▶ **Written instruction**: From the listing below, pick out each line with the word "name".

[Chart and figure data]
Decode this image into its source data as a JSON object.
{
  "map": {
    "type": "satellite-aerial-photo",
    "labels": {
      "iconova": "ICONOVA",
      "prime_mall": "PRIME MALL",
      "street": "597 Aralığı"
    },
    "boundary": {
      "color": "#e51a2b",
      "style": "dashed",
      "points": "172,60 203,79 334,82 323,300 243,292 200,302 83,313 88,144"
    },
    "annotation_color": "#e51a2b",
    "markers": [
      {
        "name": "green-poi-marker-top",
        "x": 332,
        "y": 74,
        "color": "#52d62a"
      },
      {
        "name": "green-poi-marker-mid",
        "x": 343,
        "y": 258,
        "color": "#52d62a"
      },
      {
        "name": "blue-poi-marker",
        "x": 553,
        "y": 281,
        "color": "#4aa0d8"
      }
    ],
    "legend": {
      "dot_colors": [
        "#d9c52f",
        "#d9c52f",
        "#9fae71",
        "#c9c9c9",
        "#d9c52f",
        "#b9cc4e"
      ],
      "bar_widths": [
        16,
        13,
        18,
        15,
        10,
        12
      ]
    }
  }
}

▶ **Output of the exercise**:
        "name": "green-poi-marker-top",
        "name": "green-poi-marker-mid",
        "name": "blue-poi-marker",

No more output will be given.